-- START DATA IN THIS EXERCISE --

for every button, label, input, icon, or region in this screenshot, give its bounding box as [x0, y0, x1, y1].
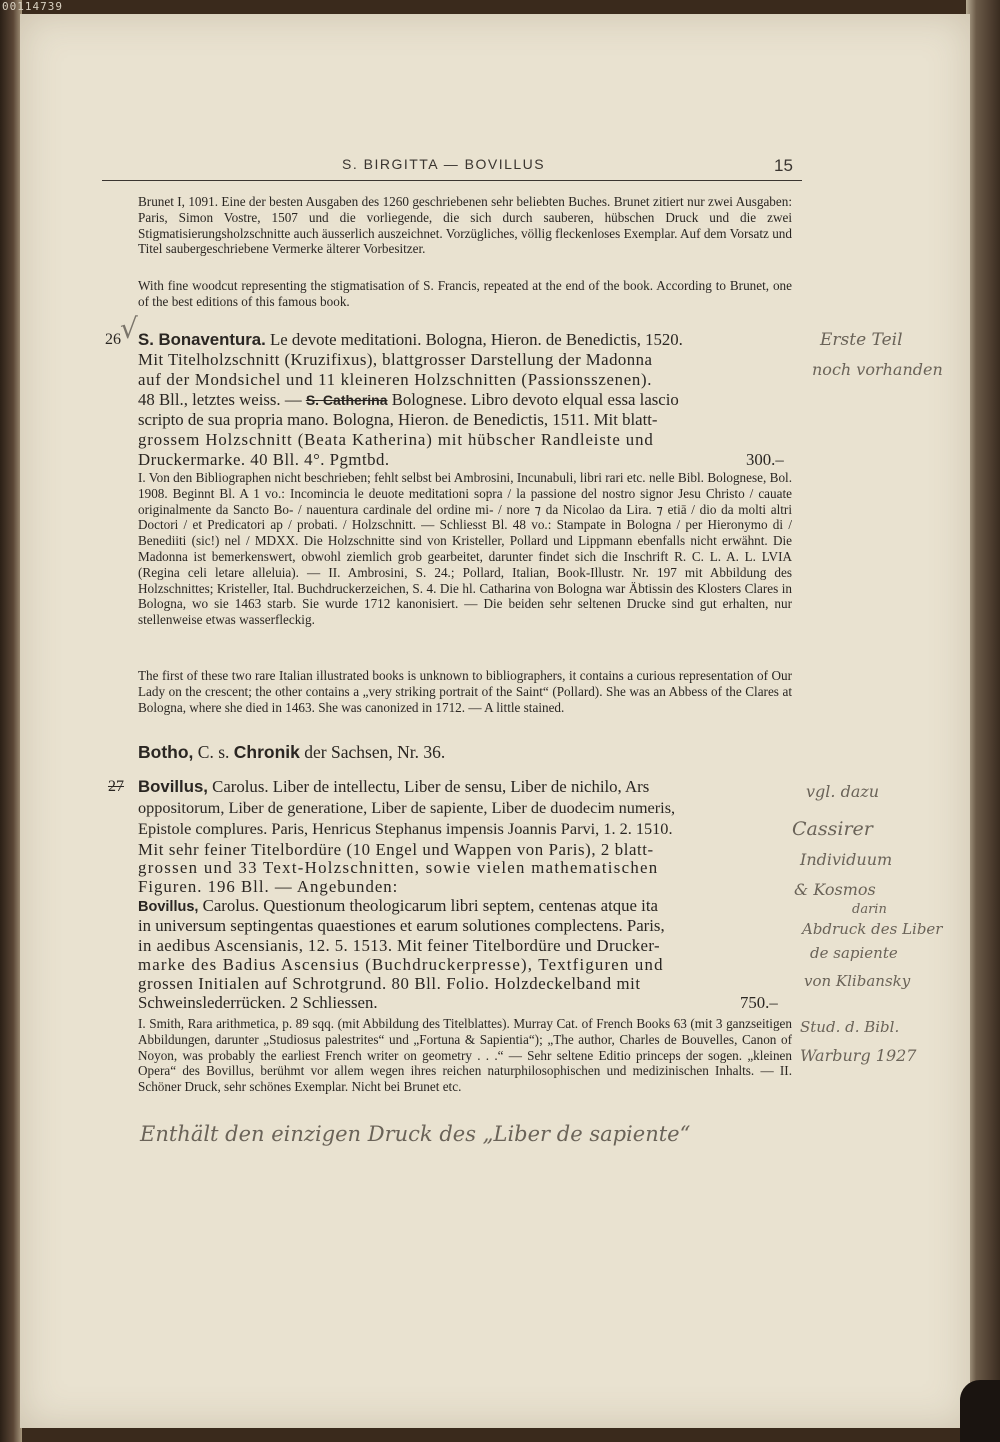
- margin-note-27-4: & Kosmos: [794, 880, 876, 899]
- entry-26-line4: 48 Bll., letztes weiss. — S. Catherina Bolognese. Libro devoto elqual essa lascio: [138, 390, 679, 409]
- header-rule: [102, 180, 802, 181]
- entry-27-line1: Bovillus, Carolus. Liber de intellectu, Liber de sensu, Liber de nichilo, Ars: [138, 777, 650, 796]
- margin-note-27-6: Abdruck des Liber: [802, 920, 943, 938]
- entry-26-line5: scripto de sua propria mano. Bologna, Hieron. de Benedictis, 1511. Mit blatt-: [138, 410, 658, 429]
- header-title: S. BIRGITTA — BOVILLUS: [342, 156, 546, 172]
- entry-27-title: Bovillus,: [138, 777, 208, 796]
- entry-27-line4: Mit sehr feiner Titelbordüre (10 Engel und Wappen von Paris), 2 blatt-: [138, 840, 654, 859]
- entry-27-sub-line1: Bovillus, Carolus. Questionum theologicarum libri septem, centenas atque ita: [138, 896, 658, 915]
- scan-label: 00114739: [2, 0, 63, 13]
- prev-entry-note-en: With fine woodcut representing the stigmatisation of S. Francis, repeated at the end of the book. According to Brunet, one of the best editions of this famous book.: [138, 278, 792, 309]
- check-mark: √: [120, 312, 138, 345]
- margin-note-26b: noch vorhanden: [812, 360, 943, 379]
- entry-27-sub-line3: in aedibus Ascensianis, 12. 5. 1513. Mit feiner Titelbordüre und Drucker-: [138, 936, 660, 955]
- prev-entry-note-de: Brunet I, 1091. Eine der besten Ausgaben des 1260 geschriebenen sehr beliebten Buches. Brunet zitiert nur zwei Ausgaben: Paris, Simon Vostre, 1507 und die vorliegende, die sich durch sauberen, hübschen Druck und die zwei Stigmatisierungsholzschnitte auch äusserlich auszeichnet. Vorzügliches, völlig fleckenloses Exemplar. Auf dem Vorsatz und Titel saubergeschriebene Vermerke älterer Vorbesitzer.: [138, 194, 792, 257]
- entry-26-line6: grossem Holzschnitt (Beata Katherina) mit hübscher Randleiste und: [138, 430, 654, 449]
- struck-text: S. Catherina: [305, 392, 388, 408]
- entry-26-line7: Druckermarke. 40 Bll. 4°. Pgmtbd.: [138, 450, 390, 469]
- entry-26-line3: auf der Mondsichel und 11 kleineren Holzschnitten (Passionsszenen).: [138, 370, 653, 389]
- page-clip: [960, 1380, 1000, 1442]
- entry-27-sub-title: Bovillus,: [138, 899, 199, 915]
- entry-27-sub-line4: marke des Badius Ascensius (Buchdruckerpresse), Textfiguren und: [138, 955, 664, 974]
- entry-26-price: 300.–: [746, 450, 784, 469]
- book-binding-right: [966, 0, 1000, 1442]
- entry-26-note-en: The first of these two rare Italian illustrated books is unknown to bibliographers, it contains a curious representation of Our Lady on the crescent; the other contains a „very striking portrait of the Saint“ (Pollard). She was an Abbess of the Clares at Bologna, where she died in 1463. She was canonized in 1712. — A little stained.: [138, 668, 792, 715]
- entry-27-sub-line5: grossen Initialen auf Schrotgrund. 80 Bll. Folio. Holzdeckelband mit: [138, 974, 641, 993]
- botho-name: Botho,: [138, 742, 194, 762]
- margin-note-27-8: von Klibansky: [804, 972, 911, 990]
- margin-note-27-5: darin: [852, 902, 887, 917]
- entry-26-note-de: I. Von den Bibliographen nicht beschrieben; fehlt selbst bei Ambrosini, Incunabuli, libri rari etc. nelle Bibl. Bolognese, Bol. 1908. Beginnt Bl. A 1 vo.: Incomincia le deuote meditationi sopra / la passione del nostro signor Jesu Christo / cauate originalmente da Sancto Bo- / nauentura cardinale del ordine mi- / nore ⁊ da Nicolao da Lira. ⁊ etiā / dio da molti altri Doctori / et Predicatori ap / probati. / Holzschnitt. — Schliesst Bl. 48 vo.: Stampate in Bologna / per Hieronymo di / Benediiti (sic!) nel / MDXX. Die Holzschnitte sind von Kristeller, Pollard und Lippmann ebenfalls nicht erwähnt. Die Madonna ist bemerkenswert, obwohl ziemlich grob gearbeitet, darunter findet sich die Inschrift R. C. L. A. L. LVIA (Regina celi letare alleluia). — II. Ambrosini, S. 24.; Pollard, Italian, Book-Illustr. Nr. 197 mit Abbildung des Holzschnittes; Kristeller, Ital. Buchdruckerzeichen, S. 4. Die hl. Catharina von Bologna war Äbtissin des Klosters Clares in Bologna, wo sie 1463 starb. Sie wurde 1712 kanonisiert. — Die beiden sehr seltenen Drucke sind gut erhalten, nur stellenweise etwas wasserfleckig.: [138, 470, 792, 628]
- margin-note-27-1: vgl. dazu: [806, 782, 880, 801]
- entry-27-line3: Epistole complures. Paris, Henricus Stephanus impensis Joannis Parvi, 1. 2. 1510.: [138, 819, 673, 838]
- entry-27-sub-line6: Schweinslederrücken. 2 Schliessen.: [138, 993, 378, 1012]
- margin-note-26a: Erste Teil: [820, 330, 903, 350]
- book-binding-left: [0, 0, 22, 1442]
- margin-note-27-10: Warburg 1927: [800, 1046, 917, 1065]
- entry-26-line2: Mit Titelholzschnitt (Kruzifixus), blattgrosser Darstellung der Madonna: [138, 350, 653, 369]
- entry-number-26: 26: [105, 331, 121, 348]
- margin-note-27-3: Individuum: [800, 850, 893, 869]
- handwritten-bottom-note: Enthält den einzigen Druck des „Liber de sapiente“: [140, 1122, 691, 1146]
- entry-27-note: I. Smith, Rara arithmetica, p. 89 sqq. (mit Abbildung des Titelblattes). Murray Cat. of French Books 63 (mit 3 ganzseitigen Abbildungen, darunter „Studiosus palestrites“ und „Fortuna & Sapientia“); „The author, Charles de Bouvelles, Canon of Noyon, was probably the earliest French writer on geometry . . .“ — Sehr seltene Editio princeps der sogen. „kleinen Opera“ des Bovillus, berühmt vor allem wegen ihres reichen naturphilosophischen und medizinischen Inhalts. — II. Schöner Druck, sehr schönes Exemplar. Nicht bei Brunet etc.: [138, 1016, 792, 1095]
- entry-26-title: S. Bonaventura.: [138, 330, 266, 349]
- entry-27-line2: oppositorum, Liber de generatione, Liber de sapiente, Liber de duodecim numeris,: [138, 798, 676, 817]
- margin-note-27-7: de sapiente: [810, 944, 898, 962]
- entry-26-line1: S. Bonaventura. Le devote meditationi. Bologna, Hieron. de Benedictis, 1520.: [138, 330, 683, 349]
- botho-entry: Botho, C. s. Chronik der Sachsen, Nr. 36.: [138, 742, 446, 762]
- entry-27-line5: grossen und 33 Text-Holzschnitten, sowie vielen mathematischen: [138, 858, 659, 877]
- entry-27-line6: Figuren. 196 Bll. — Angebunden:: [138, 877, 399, 896]
- entry-27-price: 750.–: [740, 993, 778, 1012]
- entry-27-sub-line2: in universum septingentas quaestiones et earum solutiones complectens. Paris,: [138, 916, 665, 935]
- margin-note-27-9: Stud. d. Bibl.: [800, 1018, 900, 1036]
- margin-note-27-2: Cassirer: [792, 818, 873, 840]
- entry-number-27: 27: [108, 778, 124, 795]
- page-number: 15: [774, 156, 793, 175]
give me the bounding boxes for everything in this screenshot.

-- END DATA IN THIS EXERCISE --

- WRITTEN TASK -
Rewrite all the lines above, changing "Pgmtbd" to "Pergamentband" and leaving everything else unchanged. Omit the picture from your answer.

- RESULT -
for every button, label, input, icon, or region in this screenshot, give its bounding box as [x0, y0, x1, y1].
- margin-note-27-4: & Kosmos: [794, 880, 876, 899]
- entry-26-line4: 48 Bll., letztes weiss. — S. Catherina Bolognese. Libro devoto elqual essa lascio: [138, 390, 679, 409]
- header-rule: [102, 180, 802, 181]
- entry-27-line1: Bovillus, Carolus. Liber de intellectu, Liber de sensu, Liber de nichilo, Ars: [138, 777, 650, 796]
- margin-note-27-6: Abdruck des Liber: [802, 920, 943, 938]
- entry-26-line5: scripto de sua propria mano. Bologna, Hieron. de Benedictis, 1511. Mit blatt-: [138, 410, 658, 429]
- header-title: S. BIRGITTA — BOVILLUS: [342, 156, 546, 172]
- entry-27-title: Bovillus,: [138, 777, 208, 796]
- entry-27-line4: Mit sehr feiner Titelbordüre (10 Engel und Wappen von Paris), 2 blatt-: [138, 840, 654, 859]
- entry-27-sub-line1: Bovillus, Carolus. Questionum theologicarum libri septem, centenas atque ita: [138, 896, 658, 915]
- scan-label: 00114739: [2, 0, 63, 13]
- prev-entry-note-en: With fine woodcut representing the stigmatisation of S. Francis, repeated at the end of the book. According to Brunet, one of the best editions of this famous book.: [138, 278, 792, 309]
- check-mark: √: [120, 312, 138, 345]
- margin-note-26b: noch vorhanden: [812, 360, 943, 379]
- entry-27-sub-line3: in aedibus Ascensianis, 12. 5. 1513. Mit feiner Titelbordüre und Drucker-: [138, 936, 660, 955]
- prev-entry-note-de: Brunet I, 1091. Eine der besten Ausgaben des 1260 geschriebenen sehr beliebten Buches. Brunet zitiert nur zwei Ausgaben: Paris, Simon Vostre, 1507 und die vorliegende, die sich durch sauberen, hübschen Druck und die zwei Stigmatisierungsholzschnitte auch äusserlich auszeichnet. Vorzügliches, völlig fleckenloses Exemplar. Auf dem Vorsatz und Titel saubergeschriebene Vermerke älterer Vorbesitzer.: [138, 194, 792, 257]
- entry-26-line6: grossem Holzschnitt (Beata Katherina) mit hübscher Randleiste und: [138, 430, 654, 449]
- struck-text: S. Catherina: [305, 392, 388, 408]
- entry-26-line7: Druckermarke. 40 Bll. 4°. Pergamentband.: [138, 450, 390, 469]
- entry-26-line3: auf der Mondsichel und 11 kleineren Holzschnitten (Passionsszenen).: [138, 370, 653, 389]
- page-clip: [960, 1380, 1000, 1442]
- entry-27-sub-title: Bovillus,: [138, 899, 199, 915]
- entry-27-sub-line4: marke des Badius Ascensius (Buchdruckerpresse), Textfiguren und: [138, 955, 664, 974]
- entry-26-price: 300.–: [746, 450, 784, 469]
- book-binding-right: [966, 0, 1000, 1442]
- entry-26-note-en: The first of these two rare Italian illustrated books is unknown to bibliographers, it contains a curious representation of Our Lady on the crescent; the other contains a „very striking portrait of the Saint“ (Pollard). She was an Abbess of the Clares at Bologna, where she died in 1463. She was canonized in 1712. — A little stained.: [138, 668, 792, 715]
- entry-27-sub-line5: grossen Initialen auf Schrotgrund. 80 Bll. Folio. Holzdeckelband mit: [138, 974, 641, 993]
- botho-name: Botho,: [138, 742, 194, 762]
- margin-note-27-8: von Klibansky: [804, 972, 911, 990]
- margin-note-27-5: darin: [852, 902, 887, 917]
- entry-26-note-de: I. Von den Bibliographen nicht beschrieben; fehlt selbst bei Ambrosini, Incunabuli, libri rari etc. nelle Bibl. Bolognese, Bol. 1908. Beginnt Bl. A 1 vo.: Incomincia le deuote meditationi sopra / la passione del nostro signor Jesu Christo / cauate originalmente da Sancto Bo- / nauentura cardinale del ordine mi- / nore ⁊ da Nicolao da Lira. ⁊ etiā / dio da molti altri Doctori / et Predicatori ap / probati. / Holzschnitt. — Schliesst Bl. 48 vo.: Stampate in Bologna / per Hieronymo di / Benediiti (sic!) nel / MDXX. Die Holzschnitte sind von Kristeller, Pollard und Lippmann ebenfalls nicht erwähnt. Die Madonna ist bemerkenswert, obwohl ziemlich grob gearbeitet, darunter findet sich die Inschrift R. C. L. A. L. LVIA (Regina celi letare alleluia). — II. Ambrosini, S. 24.; Pollard, Italian, Book-Illustr. Nr. 197 mit Abbildung des Holzschnittes; Kristeller, Ital. Buchdruckerzeichen, S. 4. Die hl. Catharina von Bologna war Äbtissin des Klosters Clares in Bologna, wo sie 1463 starb. Sie wurde 1712 kanonisiert. — Die beiden sehr seltenen Drucke sind gut erhalten, nur stellenweise etwas wasserfleckig.: [138, 470, 792, 628]
- margin-note-27-1: vgl. dazu: [806, 782, 880, 801]
- entry-27-line3: Epistole complures. Paris, Henricus Stephanus impensis Joannis Parvi, 1. 2. 1510.: [138, 819, 673, 838]
- entry-27-sub-line6: Schweinslederrücken. 2 Schliessen.: [138, 993, 378, 1012]
- margin-note-26a: Erste Teil: [820, 330, 903, 350]
- book-binding-left: [0, 0, 22, 1442]
- margin-note-27-10: Warburg 1927: [800, 1046, 917, 1065]
- entry-26-line2: Mit Titelholzschnitt (Kruzifixus), blattgrosser Darstellung der Madonna: [138, 350, 653, 369]
- entry-number-26: 26: [105, 331, 121, 348]
- margin-note-27-3: Individuum: [800, 850, 893, 869]
- handwritten-bottom-note: Enthält den einzigen Druck des „Liber de sapiente“: [140, 1122, 691, 1146]
- entry-27-note: I. Smith, Rara arithmetica, p. 89 sqq. (mit Abbildung des Titelblattes). Murray Cat. of French Books 63 (mit 3 ganzseitigen Abbildungen, darunter „Studiosus palestrites“ und „Fortuna & Sapientia“); „The author, Charles de Bouvelles, Canon of Noyon, was probably the earliest French writer on geometry . . .“ — Sehr seltene Editio princeps der sogen. „kleinen Opera“ des Bovillus, berühmt vor allem wegen ihres reichen naturphilosophischen und medizinischen Inhalts. — II. Schöner Druck, sehr schönes Exemplar. Nicht bei Brunet etc.: [138, 1016, 792, 1095]
- entry-26-title: S. Bonaventura.: [138, 330, 266, 349]
- entry-27-line2: oppositorum, Liber de generatione, Liber de sapiente, Liber de duodecim numeris,: [138, 798, 676, 817]
- margin-note-27-7: de sapiente: [810, 944, 898, 962]
- entry-26-line1: S. Bonaventura. Le devote meditationi. Bologna, Hieron. de Benedictis, 1520.: [138, 330, 683, 349]
- botho-entry: Botho, C. s. Chronik der Sachsen, Nr. 36.: [138, 742, 446, 762]
- entry-27-line5: grossen und 33 Text-Holzschnitten, sowie vielen mathematischen: [138, 858, 659, 877]
- entry-27-line6: Figuren. 196 Bll. — Angebunden:: [138, 877, 399, 896]
- entry-27-price: 750.–: [740, 993, 778, 1012]
- entry-27-sub-line2: in universum septingentas quaestiones et earum solutiones complectens. Paris,: [138, 916, 665, 935]
- margin-note-27-9: Stud. d. Bibl.: [800, 1018, 900, 1036]
- margin-note-27-2: Cassirer: [792, 818, 873, 840]
- entry-number-27: 27: [108, 778, 124, 795]
- page-number: 15: [774, 156, 793, 175]
give me the bounding boxes for everything in this screenshot.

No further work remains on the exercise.